» EXERCISE AIM: Reproduce the records below exactly as they appear.

» DATA SECTION:
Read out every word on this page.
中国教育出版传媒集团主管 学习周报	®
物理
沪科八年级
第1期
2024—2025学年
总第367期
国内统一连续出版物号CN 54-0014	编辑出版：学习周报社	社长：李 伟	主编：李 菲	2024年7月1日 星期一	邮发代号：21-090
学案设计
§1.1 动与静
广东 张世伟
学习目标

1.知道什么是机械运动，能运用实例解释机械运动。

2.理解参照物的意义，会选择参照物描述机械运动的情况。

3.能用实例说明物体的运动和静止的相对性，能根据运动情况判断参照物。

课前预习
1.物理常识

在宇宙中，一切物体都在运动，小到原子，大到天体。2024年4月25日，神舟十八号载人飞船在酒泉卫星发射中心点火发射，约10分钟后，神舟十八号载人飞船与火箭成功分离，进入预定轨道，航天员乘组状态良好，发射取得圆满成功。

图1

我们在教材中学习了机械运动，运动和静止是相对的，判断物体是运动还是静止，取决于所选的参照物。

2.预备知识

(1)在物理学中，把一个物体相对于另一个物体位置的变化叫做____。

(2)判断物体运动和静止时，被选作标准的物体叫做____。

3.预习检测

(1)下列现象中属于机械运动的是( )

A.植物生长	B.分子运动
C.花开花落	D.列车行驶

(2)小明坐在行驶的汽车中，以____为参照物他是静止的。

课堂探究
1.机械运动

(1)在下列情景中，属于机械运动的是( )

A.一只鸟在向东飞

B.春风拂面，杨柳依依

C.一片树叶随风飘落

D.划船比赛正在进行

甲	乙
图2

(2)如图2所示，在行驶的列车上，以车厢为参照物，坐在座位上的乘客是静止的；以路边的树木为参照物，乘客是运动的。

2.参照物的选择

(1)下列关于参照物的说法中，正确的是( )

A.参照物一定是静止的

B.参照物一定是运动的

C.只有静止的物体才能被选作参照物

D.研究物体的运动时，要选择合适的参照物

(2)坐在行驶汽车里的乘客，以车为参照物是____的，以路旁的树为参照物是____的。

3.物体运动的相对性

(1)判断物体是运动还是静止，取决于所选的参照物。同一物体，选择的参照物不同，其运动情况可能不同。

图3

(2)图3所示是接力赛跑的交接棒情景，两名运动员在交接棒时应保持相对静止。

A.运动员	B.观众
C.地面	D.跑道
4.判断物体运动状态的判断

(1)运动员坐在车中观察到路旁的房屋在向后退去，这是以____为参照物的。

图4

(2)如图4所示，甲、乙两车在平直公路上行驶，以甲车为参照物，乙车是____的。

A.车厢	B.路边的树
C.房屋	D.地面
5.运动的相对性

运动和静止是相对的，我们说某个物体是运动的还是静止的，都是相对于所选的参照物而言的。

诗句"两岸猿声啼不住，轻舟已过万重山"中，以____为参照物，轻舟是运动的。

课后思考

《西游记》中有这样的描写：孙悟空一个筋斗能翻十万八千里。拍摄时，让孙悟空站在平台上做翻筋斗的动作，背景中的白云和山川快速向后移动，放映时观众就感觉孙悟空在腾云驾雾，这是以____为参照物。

» RESULT FOR THIS TASK:
Read out every word on this page.
中国教育出版传媒集团主管 学习周报	®
物理
沪科八年级
第1期
2024—2025学年
总第367期
国内统一连续出版物号CN 54-0014	编辑出版：学习周报社	社长：李 伟	主编：李 菲	2024年7月1日 星期一	邮发代号：21-090
学案设计
§1.1 动与静
广东 张世伟
学习目标

1.知道什么是机械运动，能运用实例解释机械运动。

2.理解参照物的意义，会选择参照物描述机械运动的情况。

3.能用实例说明物体的运动和静止的相对性，能根据运动情况判断参照物。

课前预习
1.物理常识

在宇宙中，一切物体都在运动，小到原子，大到天体。2024年4月25日，神舟十八号载人飞船在酒泉卫星发射中心点火发射，约10分钟后，神舟十八号载人飞船与火箭成功分离，进入预定轨道，航天员乘组状态良好，发射取得圆满成功。

图1

我们在教材中学习了机械运动，运动和静止是相对的，判断物体是运动还是静止，取决于所选的参照物。

2.预备知识

(1)在物理学中，把一个物体相对于另一个物体位置的变化叫做____。

(2)判断物体运动和静止时，被选作标准的物体叫做____。

3.预习检测

(1)下列现象中属于机械运动的是( )

A.植物生长	B.分子运动
C.花开花落	D.列车行驶

(2)小明坐在行驶的汽车中，以____为参照物他是静止的。

课堂探究
1.机械运动

(1)在下列情景中，属于机械运动的是( )

A.一只鸟在向东飞

B.春风拂面，杨柳依依

C.一片树叶随风飘落

D.划船比赛正在进行

甲	乙
图2

(2)如图2所示，在行驶的列车上，以车厢为参照物，坐在座位上的乘客是静止的；以路边的树木为参照物，乘客是运动的。

2.参照物的选择

(1)下列关于参照物的说法中，正确的是( )

A.参照物一定是静止的

B.参照物一定是运动的

C.只有静止的物体才能被选作参照物

D.研究物体的运动时，要选择合适的参照物

(2)坐在行驶汽车里的乘客，以车为参照物是____的，以路旁的树为参照物是____的。

3.物体运动的相对性

(1)判断物体是运动还是静止，取决于所选的参照物。同一物体，选择的参照物不同，其运动情况可能不同。

图3

(2)图3所示是接力赛跑的交接棒情景，两名运动员在交接棒时应保持相对静止。

A.运动员	B.观众
C.地面	D.跑道
4.判断物体运动状态的判断

(1)运动员坐在车中观察到路旁的房屋在向后退去，这是以____为参照物的。

图4

(2)如图4所示，甲、乙两车在平直公路上行驶，以甲车为参照物，乙车是____的。

A.车厢	B.路边的树
C.房屋	D.地面
5.运动的相对性

运动和静止是相对的，我们说某个物体是运动的还是静止的，都是相对于所选的参照物而言的。

诗句"两岸猿声啼不住，轻舟已过万重山"中，以____为参照物，轻舟是运动的。

课后思考

《西游记》中有这样的描写：孙悟空一个筋斗能翻十万八千里。拍摄时，让孙悟空站在平台上做翻筋斗的动作，背景中的白云和山川快速向后移动，放映时观众就感觉孙悟空在腾云驾雾，这是以____为参照物。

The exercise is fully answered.